• **Aim**
Using the records provided below, locate and copy each line that contains the word "odpowiedzieliście".

• **Entries**
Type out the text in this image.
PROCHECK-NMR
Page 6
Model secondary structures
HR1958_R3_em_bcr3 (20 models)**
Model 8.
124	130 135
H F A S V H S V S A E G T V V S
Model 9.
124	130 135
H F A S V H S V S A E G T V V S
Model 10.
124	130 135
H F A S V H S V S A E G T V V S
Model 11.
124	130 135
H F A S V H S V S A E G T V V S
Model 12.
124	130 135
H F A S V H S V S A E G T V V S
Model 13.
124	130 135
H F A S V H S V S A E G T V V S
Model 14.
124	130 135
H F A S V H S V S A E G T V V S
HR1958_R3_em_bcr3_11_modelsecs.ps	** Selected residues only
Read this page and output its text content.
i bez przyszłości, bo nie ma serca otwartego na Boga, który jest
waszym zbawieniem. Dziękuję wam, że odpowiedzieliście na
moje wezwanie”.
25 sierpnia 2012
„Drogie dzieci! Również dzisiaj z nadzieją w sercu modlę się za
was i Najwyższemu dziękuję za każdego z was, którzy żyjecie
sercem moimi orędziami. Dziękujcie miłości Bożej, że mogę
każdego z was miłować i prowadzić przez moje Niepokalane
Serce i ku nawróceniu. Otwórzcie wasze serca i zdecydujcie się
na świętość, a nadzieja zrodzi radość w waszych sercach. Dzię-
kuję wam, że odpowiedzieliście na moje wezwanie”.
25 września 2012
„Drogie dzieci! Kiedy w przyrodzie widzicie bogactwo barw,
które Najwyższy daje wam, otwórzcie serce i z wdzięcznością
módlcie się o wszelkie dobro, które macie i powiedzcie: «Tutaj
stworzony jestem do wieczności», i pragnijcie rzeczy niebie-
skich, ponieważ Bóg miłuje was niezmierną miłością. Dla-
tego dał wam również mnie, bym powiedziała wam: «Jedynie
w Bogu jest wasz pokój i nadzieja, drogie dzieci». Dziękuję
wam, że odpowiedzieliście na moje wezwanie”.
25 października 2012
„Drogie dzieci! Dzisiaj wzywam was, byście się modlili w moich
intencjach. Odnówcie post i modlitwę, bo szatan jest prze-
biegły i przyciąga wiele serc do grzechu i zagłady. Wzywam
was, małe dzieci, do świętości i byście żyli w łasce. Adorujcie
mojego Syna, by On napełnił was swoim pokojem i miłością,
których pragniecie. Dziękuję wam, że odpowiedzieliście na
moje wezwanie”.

• **The answer**
waszym zbawieniem. Dziękuję wam, że odpowiedzieliście na
kuję wam, że odpowiedzieliście na moje wezwanie”.
wam, że odpowiedzieliście na moje wezwanie”.
których pragniecie. Dziękuję wam, że odpowiedzieliście na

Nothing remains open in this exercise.